Start

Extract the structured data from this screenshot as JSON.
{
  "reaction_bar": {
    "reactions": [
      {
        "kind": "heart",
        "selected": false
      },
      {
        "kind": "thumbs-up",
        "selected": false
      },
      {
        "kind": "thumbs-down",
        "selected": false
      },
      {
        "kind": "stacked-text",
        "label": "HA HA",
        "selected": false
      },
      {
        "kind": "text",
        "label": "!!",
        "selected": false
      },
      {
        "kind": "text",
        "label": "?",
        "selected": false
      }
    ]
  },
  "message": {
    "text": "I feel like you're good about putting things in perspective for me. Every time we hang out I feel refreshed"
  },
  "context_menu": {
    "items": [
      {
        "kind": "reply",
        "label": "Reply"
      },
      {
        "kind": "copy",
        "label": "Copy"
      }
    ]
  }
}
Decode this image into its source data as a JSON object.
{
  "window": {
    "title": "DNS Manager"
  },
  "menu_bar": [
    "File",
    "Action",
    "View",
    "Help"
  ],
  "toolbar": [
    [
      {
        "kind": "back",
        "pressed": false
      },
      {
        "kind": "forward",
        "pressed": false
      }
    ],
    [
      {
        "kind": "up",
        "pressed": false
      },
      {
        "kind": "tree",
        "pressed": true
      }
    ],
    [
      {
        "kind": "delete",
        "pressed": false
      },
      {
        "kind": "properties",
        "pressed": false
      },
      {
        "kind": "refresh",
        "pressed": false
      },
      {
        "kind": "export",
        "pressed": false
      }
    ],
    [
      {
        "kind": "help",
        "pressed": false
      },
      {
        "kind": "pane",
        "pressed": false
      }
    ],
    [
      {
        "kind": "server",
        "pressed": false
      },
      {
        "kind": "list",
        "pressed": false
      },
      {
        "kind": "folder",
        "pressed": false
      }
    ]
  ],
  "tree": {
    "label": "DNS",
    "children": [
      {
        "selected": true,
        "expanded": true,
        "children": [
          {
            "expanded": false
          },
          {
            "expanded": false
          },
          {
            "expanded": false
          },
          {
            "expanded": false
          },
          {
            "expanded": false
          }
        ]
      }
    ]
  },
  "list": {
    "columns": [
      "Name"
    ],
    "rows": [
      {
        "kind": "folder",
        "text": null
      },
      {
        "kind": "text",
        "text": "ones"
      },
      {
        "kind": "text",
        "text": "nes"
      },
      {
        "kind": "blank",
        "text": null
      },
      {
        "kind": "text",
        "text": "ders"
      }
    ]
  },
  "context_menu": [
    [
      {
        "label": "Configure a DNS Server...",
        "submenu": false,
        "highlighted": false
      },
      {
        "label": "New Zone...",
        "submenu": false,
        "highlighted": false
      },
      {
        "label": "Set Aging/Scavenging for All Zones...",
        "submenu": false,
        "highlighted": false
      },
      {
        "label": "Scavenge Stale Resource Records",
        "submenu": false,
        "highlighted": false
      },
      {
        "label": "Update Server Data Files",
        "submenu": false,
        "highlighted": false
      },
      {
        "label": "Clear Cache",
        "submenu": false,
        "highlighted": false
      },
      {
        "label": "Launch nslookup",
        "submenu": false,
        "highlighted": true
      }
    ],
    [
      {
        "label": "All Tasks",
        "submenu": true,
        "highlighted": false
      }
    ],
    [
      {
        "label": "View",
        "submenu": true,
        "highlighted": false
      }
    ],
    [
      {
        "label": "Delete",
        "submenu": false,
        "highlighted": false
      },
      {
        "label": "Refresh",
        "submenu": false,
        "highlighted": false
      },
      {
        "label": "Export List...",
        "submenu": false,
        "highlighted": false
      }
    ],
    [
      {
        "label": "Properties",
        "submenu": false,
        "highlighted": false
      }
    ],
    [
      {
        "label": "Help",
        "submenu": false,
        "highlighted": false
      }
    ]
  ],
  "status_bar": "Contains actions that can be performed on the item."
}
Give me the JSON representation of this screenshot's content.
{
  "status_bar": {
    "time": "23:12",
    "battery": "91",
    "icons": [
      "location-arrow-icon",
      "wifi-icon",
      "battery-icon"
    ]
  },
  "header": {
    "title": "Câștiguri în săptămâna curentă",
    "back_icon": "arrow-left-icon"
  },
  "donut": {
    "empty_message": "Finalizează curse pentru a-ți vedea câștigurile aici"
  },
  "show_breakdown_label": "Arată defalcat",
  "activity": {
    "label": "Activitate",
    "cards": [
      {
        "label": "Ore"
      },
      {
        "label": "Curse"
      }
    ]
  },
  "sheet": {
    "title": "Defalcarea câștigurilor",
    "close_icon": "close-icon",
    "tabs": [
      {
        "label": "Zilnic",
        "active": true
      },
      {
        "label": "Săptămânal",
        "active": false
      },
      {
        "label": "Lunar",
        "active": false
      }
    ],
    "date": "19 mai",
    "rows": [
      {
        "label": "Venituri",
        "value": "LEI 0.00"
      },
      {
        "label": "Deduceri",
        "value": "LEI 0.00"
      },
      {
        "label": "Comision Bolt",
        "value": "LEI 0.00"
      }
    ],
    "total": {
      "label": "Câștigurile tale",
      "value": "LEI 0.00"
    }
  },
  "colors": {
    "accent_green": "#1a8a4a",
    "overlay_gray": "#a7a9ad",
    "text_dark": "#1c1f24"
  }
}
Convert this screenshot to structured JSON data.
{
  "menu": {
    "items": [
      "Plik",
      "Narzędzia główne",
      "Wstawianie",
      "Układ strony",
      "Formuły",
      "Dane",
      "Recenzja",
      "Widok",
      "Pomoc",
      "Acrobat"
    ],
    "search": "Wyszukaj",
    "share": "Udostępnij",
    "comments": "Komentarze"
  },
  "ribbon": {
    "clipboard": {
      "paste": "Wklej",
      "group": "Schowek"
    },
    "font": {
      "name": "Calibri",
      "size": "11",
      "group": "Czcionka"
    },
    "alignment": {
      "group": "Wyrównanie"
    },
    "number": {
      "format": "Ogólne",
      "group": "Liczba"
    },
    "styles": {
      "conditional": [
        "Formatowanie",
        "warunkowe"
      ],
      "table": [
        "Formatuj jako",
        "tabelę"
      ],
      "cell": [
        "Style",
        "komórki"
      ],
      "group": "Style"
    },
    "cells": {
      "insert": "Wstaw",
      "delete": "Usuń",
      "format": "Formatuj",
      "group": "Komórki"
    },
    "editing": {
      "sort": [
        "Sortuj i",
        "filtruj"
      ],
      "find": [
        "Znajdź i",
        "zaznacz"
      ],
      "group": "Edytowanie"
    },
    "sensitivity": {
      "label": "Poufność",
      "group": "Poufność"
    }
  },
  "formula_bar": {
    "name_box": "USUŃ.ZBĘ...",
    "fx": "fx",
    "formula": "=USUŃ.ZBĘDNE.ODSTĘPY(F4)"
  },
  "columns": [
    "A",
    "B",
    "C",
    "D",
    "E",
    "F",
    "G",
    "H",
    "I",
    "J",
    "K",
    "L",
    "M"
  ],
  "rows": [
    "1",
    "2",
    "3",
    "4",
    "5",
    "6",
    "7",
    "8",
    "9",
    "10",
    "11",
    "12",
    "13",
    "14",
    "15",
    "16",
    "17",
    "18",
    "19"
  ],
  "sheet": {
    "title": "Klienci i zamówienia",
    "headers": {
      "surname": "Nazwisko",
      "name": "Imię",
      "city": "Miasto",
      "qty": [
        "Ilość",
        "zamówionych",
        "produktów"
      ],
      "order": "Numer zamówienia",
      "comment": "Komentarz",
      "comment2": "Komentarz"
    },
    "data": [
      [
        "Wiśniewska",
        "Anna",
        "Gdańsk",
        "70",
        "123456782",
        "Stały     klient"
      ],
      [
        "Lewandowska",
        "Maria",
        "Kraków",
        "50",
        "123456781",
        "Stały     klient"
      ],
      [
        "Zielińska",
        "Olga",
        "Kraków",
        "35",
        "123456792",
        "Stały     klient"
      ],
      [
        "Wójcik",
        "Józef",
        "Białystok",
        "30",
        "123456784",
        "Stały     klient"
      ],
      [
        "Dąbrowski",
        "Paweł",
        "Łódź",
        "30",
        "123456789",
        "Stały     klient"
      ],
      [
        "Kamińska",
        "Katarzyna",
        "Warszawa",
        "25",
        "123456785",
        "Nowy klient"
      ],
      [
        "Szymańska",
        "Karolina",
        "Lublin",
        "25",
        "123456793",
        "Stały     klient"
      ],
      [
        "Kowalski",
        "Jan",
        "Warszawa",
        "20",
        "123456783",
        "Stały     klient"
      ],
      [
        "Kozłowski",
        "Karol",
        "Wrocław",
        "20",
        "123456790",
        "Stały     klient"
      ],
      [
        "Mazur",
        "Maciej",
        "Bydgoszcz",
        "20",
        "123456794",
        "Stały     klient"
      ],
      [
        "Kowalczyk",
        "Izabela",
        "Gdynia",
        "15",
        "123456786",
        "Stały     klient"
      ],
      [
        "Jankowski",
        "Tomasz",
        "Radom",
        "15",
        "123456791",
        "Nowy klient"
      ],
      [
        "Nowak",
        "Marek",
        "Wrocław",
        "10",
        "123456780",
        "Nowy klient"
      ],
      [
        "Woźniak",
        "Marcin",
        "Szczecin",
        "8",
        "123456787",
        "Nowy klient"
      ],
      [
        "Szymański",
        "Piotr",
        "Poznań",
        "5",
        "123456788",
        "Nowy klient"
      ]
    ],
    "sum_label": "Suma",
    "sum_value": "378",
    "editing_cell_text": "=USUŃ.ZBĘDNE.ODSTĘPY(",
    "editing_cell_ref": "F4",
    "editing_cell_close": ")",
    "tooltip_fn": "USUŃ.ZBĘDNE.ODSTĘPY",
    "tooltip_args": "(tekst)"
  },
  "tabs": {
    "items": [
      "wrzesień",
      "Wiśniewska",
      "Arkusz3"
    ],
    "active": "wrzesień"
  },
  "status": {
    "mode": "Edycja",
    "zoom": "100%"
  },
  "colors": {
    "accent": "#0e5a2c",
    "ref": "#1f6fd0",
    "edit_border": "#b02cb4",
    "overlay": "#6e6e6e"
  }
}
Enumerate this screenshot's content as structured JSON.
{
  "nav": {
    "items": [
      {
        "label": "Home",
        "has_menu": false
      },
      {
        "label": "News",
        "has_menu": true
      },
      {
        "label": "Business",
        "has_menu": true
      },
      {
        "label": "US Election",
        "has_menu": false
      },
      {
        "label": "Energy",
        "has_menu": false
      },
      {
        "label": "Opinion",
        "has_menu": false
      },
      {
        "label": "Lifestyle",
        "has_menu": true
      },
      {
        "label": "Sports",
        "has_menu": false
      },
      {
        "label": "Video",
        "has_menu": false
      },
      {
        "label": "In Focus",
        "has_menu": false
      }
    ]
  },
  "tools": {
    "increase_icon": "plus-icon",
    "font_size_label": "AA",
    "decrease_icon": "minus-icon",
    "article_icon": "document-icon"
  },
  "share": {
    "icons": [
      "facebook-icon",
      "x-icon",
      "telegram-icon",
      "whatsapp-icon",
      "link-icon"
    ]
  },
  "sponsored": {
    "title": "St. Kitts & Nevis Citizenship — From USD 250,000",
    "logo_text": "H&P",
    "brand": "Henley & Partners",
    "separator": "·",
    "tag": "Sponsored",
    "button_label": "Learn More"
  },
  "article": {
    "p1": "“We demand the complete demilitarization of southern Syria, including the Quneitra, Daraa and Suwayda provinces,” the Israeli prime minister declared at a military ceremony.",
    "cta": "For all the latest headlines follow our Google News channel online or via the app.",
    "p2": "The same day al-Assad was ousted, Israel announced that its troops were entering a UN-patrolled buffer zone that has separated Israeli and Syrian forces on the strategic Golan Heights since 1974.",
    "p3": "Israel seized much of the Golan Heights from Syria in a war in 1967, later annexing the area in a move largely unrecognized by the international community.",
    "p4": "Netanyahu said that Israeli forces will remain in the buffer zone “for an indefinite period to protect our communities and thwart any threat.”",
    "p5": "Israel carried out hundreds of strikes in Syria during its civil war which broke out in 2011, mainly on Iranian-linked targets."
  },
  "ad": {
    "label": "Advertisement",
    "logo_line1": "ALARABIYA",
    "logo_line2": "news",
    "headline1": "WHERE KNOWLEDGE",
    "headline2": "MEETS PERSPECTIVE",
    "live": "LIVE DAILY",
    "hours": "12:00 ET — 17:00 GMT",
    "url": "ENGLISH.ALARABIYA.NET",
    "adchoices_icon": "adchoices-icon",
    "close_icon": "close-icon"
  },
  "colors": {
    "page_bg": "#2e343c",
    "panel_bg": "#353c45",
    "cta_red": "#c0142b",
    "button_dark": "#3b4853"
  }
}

End

» **DIRECTIONS**: Filter out all lines lacking the word "that" and copy the rest.

» **ANSWER TO THIS PROBLEM**:
  "status_bar": "Contains actions that can be performed on the item."
    "p2": "The same day al-Assad was ousted, Israel announced that its troops were entering a UN-patrolled buffer zone that has separated Israeli and Syrian forces on the strategic Golan Heights since 1974.",
    "p4": "Netanyahu said that Israeli forces will remain in the buffer zone “for an indefinite period to protect our communities and thwart any threat.”",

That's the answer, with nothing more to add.